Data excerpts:

• • • • • • •

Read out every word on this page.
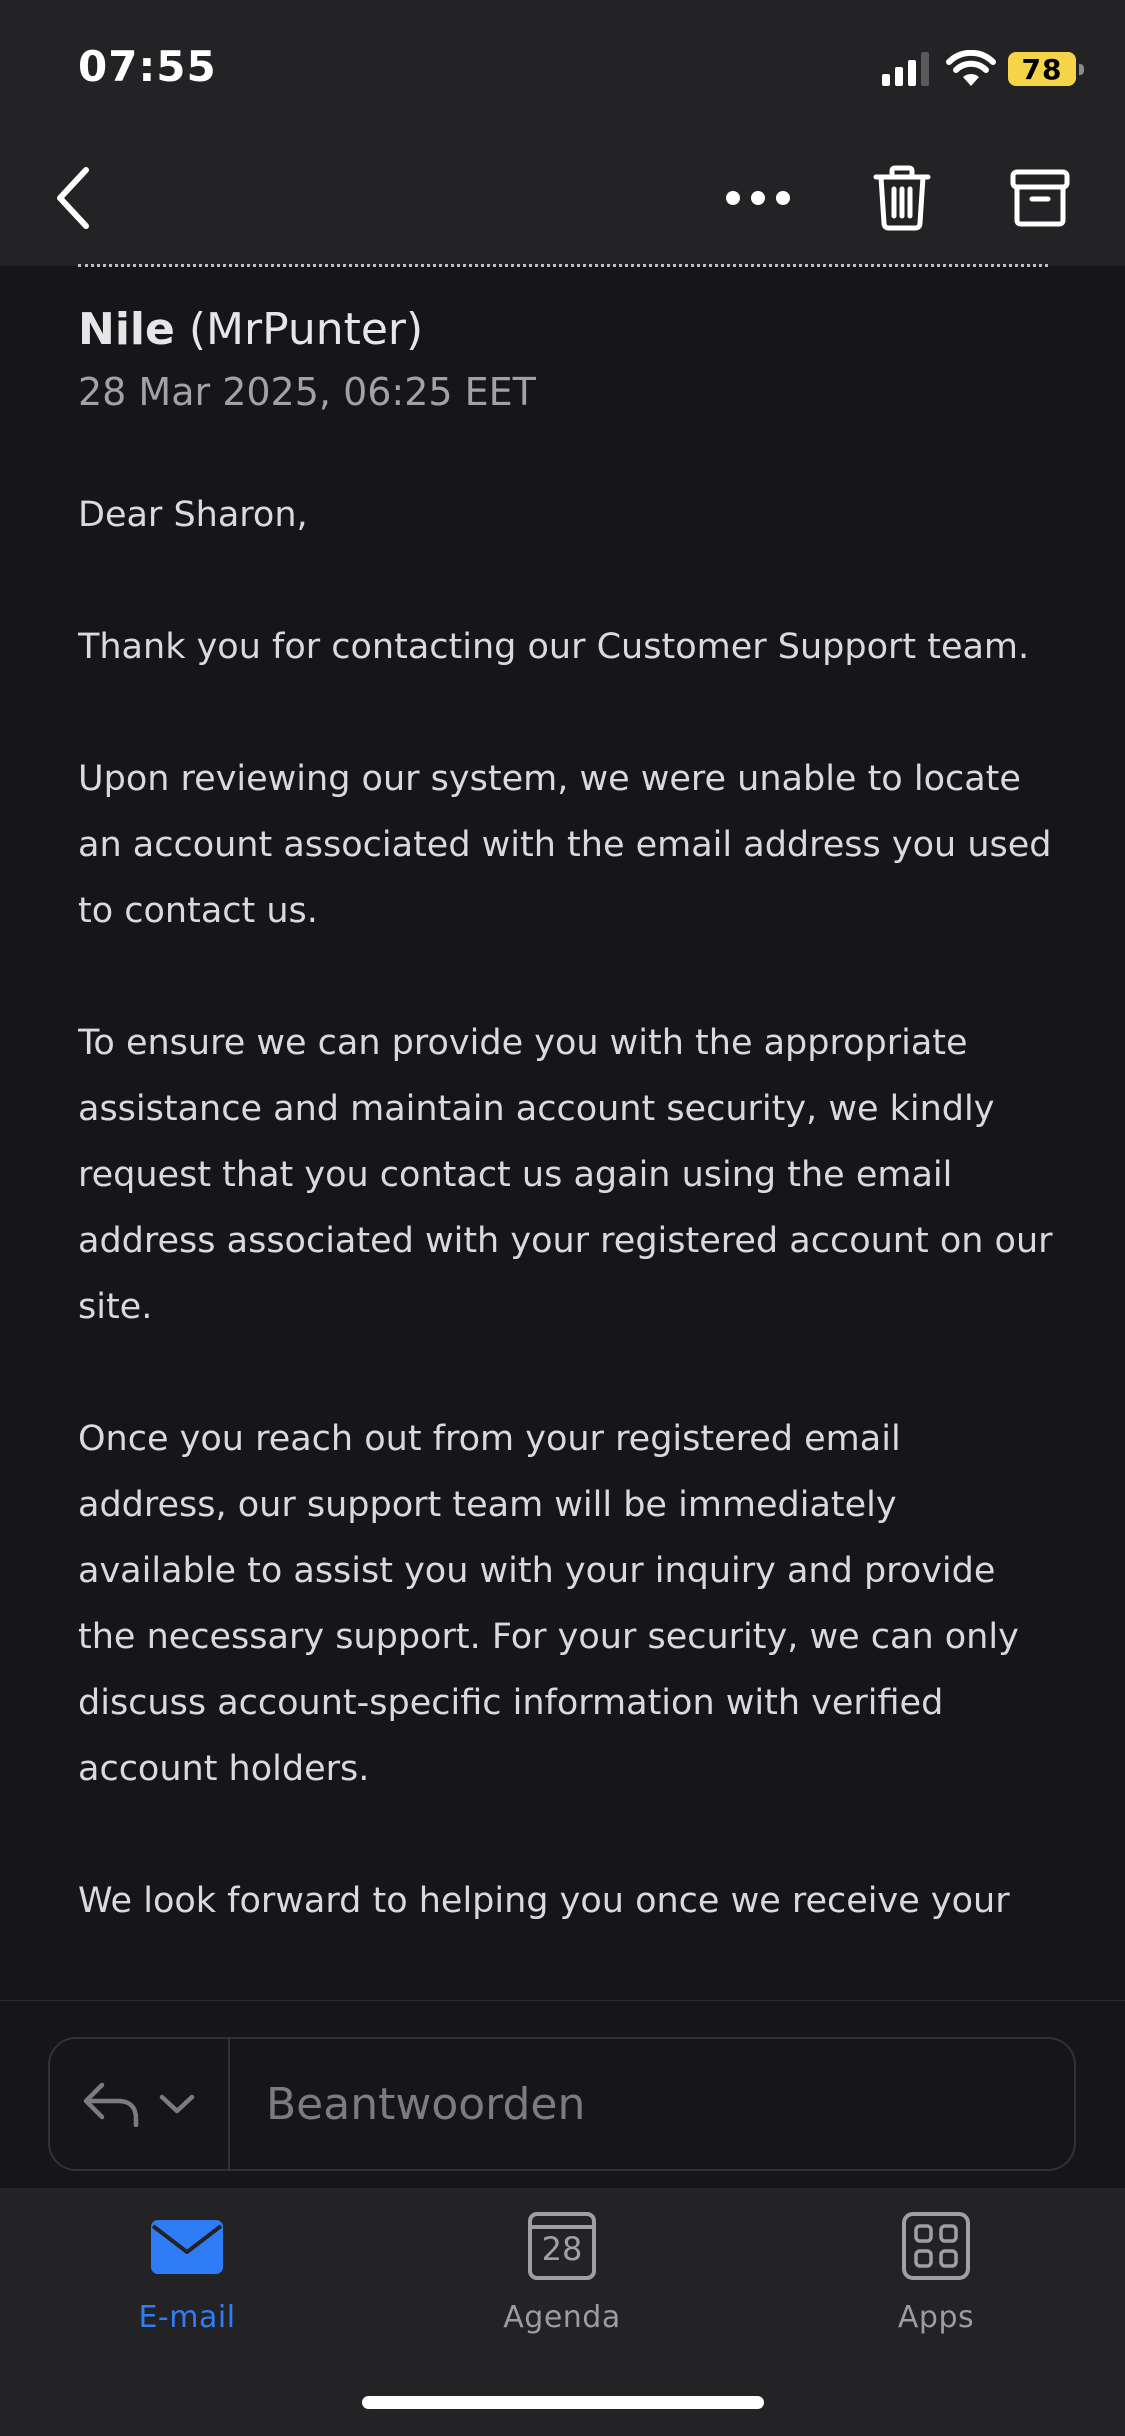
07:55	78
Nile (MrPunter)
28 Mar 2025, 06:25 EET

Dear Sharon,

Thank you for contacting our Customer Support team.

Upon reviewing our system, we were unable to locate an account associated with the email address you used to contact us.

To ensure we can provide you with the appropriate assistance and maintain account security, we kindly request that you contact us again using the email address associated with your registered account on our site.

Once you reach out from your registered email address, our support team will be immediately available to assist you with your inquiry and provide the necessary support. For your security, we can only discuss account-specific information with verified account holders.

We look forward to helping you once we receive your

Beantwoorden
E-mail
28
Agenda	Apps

• • • • • • •

> What you have to do:
Whichever lines contain the string "with", select and copy them.

> Result of the exercise:
Upon reviewing our system, we were unable to locate an account associated with the email address you used to contact us.
To ensure we can provide you with the appropriate assistance and maintain account security, we kindly request that you contact us again using the email address associated with your registered account on our site.
Once you reach out from your registered email address, our support team will be immediately available to assist you with your inquiry and provide the necessary support. For your security, we can only discuss account-specific information with verified account holders.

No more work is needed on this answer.